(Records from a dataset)
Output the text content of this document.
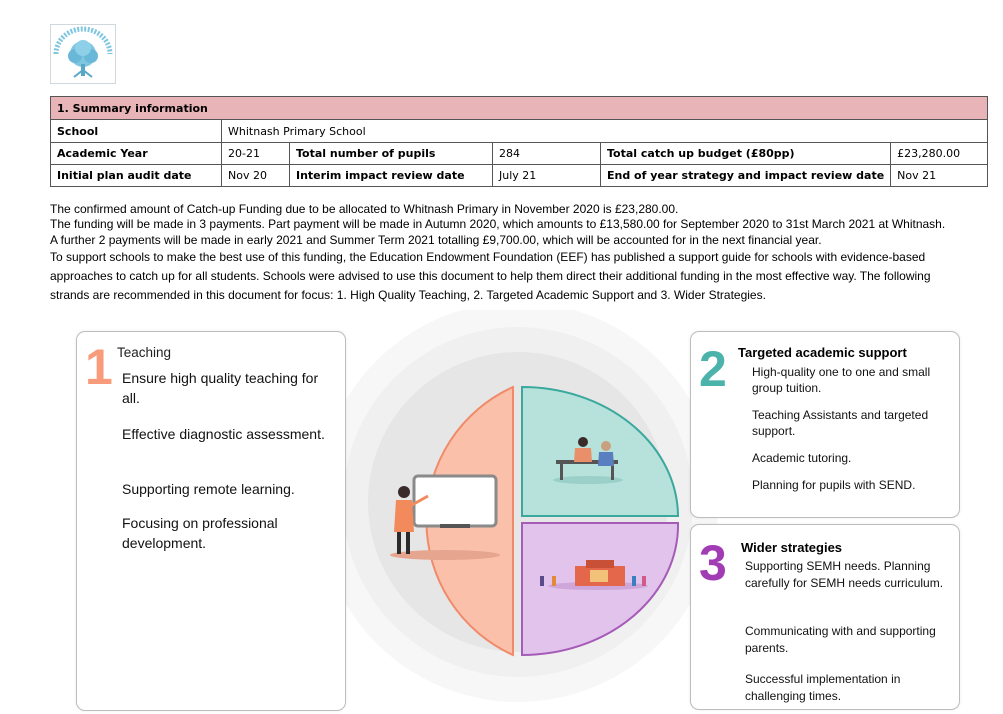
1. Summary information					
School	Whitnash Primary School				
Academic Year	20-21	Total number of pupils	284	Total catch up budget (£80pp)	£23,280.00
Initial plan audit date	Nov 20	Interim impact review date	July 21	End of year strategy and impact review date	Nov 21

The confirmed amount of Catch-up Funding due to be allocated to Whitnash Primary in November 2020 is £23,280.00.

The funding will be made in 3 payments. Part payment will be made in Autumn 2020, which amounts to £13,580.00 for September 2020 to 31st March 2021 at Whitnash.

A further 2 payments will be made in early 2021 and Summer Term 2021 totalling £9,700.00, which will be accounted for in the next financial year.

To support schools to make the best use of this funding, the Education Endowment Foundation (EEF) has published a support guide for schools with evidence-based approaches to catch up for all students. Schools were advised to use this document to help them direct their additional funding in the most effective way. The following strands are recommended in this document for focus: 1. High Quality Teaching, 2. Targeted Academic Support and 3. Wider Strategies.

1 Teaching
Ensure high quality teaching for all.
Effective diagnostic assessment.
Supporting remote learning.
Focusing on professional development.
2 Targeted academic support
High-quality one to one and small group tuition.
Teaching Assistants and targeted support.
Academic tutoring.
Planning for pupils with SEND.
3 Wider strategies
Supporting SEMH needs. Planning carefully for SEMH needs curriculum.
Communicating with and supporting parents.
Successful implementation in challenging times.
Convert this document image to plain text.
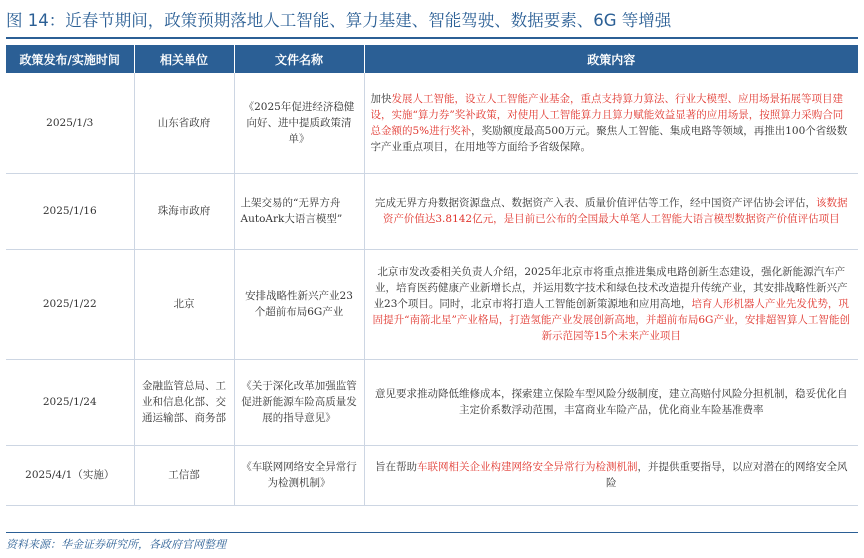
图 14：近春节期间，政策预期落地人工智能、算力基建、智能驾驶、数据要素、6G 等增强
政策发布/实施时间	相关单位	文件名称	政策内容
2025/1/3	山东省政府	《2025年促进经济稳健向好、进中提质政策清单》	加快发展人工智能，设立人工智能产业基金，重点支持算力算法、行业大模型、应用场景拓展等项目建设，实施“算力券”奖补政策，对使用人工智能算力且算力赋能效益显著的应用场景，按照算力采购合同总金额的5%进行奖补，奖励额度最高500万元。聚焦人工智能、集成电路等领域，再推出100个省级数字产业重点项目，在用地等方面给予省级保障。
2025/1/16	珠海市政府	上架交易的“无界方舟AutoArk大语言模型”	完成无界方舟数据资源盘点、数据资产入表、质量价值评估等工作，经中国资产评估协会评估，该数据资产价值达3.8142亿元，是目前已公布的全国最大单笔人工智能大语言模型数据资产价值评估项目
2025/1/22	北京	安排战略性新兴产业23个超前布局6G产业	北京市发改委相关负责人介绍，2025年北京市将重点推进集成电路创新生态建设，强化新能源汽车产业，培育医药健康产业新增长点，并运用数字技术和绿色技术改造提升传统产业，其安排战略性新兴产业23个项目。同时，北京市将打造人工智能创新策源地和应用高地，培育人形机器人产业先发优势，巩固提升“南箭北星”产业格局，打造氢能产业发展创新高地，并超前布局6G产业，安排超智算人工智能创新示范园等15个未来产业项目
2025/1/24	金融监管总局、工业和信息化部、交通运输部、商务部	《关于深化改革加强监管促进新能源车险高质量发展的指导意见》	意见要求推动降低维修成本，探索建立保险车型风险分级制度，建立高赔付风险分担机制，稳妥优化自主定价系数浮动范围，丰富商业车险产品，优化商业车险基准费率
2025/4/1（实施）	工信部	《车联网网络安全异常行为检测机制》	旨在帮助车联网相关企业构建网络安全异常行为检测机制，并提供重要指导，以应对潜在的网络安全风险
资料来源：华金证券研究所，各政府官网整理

Description of the task — Transcribe the material as is, with images omitted.

Answer for the task —
Output the text content of this document.
1. Summary information					
School	Whitnash Primary School				
Academic Year	20-21	Total number of pupils	284	Total catch up budget (£80pp)	£23,280.00
Initial plan audit date	Nov 20	Interim impact review date	July 21	End of year strategy and impact review date	Nov 21

The confirmed amount of Catch-up Funding due to be allocated to Whitnash Primary in November 2020 is £23,280.00.

The funding will be made in 3 payments. Part payment will be made in Autumn 2020, which amounts to £13,580.00 for September 2020 to 31st March 2021 at Whitnash.

A further 2 payments will be made in early 2021 and Summer Term 2021 totalling £9,700.00, which will be accounted for in the next financial year.

To support schools to make the best use of this funding, the Education Endowment Foundation (EEF) has published a support guide for schools with evidence-based approaches to catch up for all students. Schools were advised to use this document to help them direct their additional funding in the most effective way. The following strands are recommended in this document for focus: 1. High Quality Teaching, 2. Targeted Academic Support and 3. Wider Strategies.

1 Teaching
Ensure high quality teaching for all.
Effective diagnostic assessment.
Supporting remote learning.
Focusing on professional development.
2 Targeted academic support
High-quality one to one and small group tuition.
Teaching Assistants and targeted support.
Academic tutoring.
Planning for pupils with SEND.
3 Wider strategies
Supporting SEMH needs. Planning carefully for SEMH needs curriculum.
Communicating with and supporting parents.
Successful implementation in challenging times.
Convert this document image to plain text.
图 14：近春节期间，政策预期落地人工智能、算力基建、智能驾驶、数据要素、6G 等增强
政策发布/实施时间	相关单位	文件名称	政策内容
2025/1/3	山东省政府	《2025年促进经济稳健向好、进中提质政策清单》	加快发展人工智能，设立人工智能产业基金，重点支持算力算法、行业大模型、应用场景拓展等项目建设，实施“算力券”奖补政策，对使用人工智能算力且算力赋能效益显著的应用场景，按照算力采购合同总金额的5%进行奖补，奖励额度最高500万元。聚焦人工智能、集成电路等领域，再推出100个省级数字产业重点项目，在用地等方面给予省级保障。
2025/1/16	珠海市政府	上架交易的“无界方舟AutoArk大语言模型”	完成无界方舟数据资源盘点、数据资产入表、质量价值评估等工作，经中国资产评估协会评估，该数据资产价值达3.8142亿元，是目前已公布的全国最大单笔人工智能大语言模型数据资产价值评估项目
2025/1/22	北京	安排战略性新兴产业23个超前布局6G产业	北京市发改委相关负责人介绍，2025年北京市将重点推进集成电路创新生态建设，强化新能源汽车产业，培育医药健康产业新增长点，并运用数字技术和绿色技术改造提升传统产业，其安排战略性新兴产业23个项目。同时，北京市将打造人工智能创新策源地和应用高地，培育人形机器人产业先发优势，巩固提升“南箭北星”产业格局，打造氢能产业发展创新高地，并超前布局6G产业，安排超智算人工智能创新示范园等15个未来产业项目
2025/1/24	金融监管总局、工业和信息化部、交通运输部、商务部	《关于深化改革加强监管促进新能源车险高质量发展的指导意见》	意见要求推动降低维修成本，探索建立保险车型风险分级制度，建立高赔付风险分担机制，稳妥优化自主定价系数浮动范围，丰富商业车险产品，优化商业车险基准费率
2025/4/1（实施）	工信部	《车联网网络安全异常行为检测机制》	旨在帮助车联网相关企业构建网络安全异常行为检测机制，并提供重要指导，以应对潜在的网络安全风险
资料来源：华金证券研究所，各政府官网整理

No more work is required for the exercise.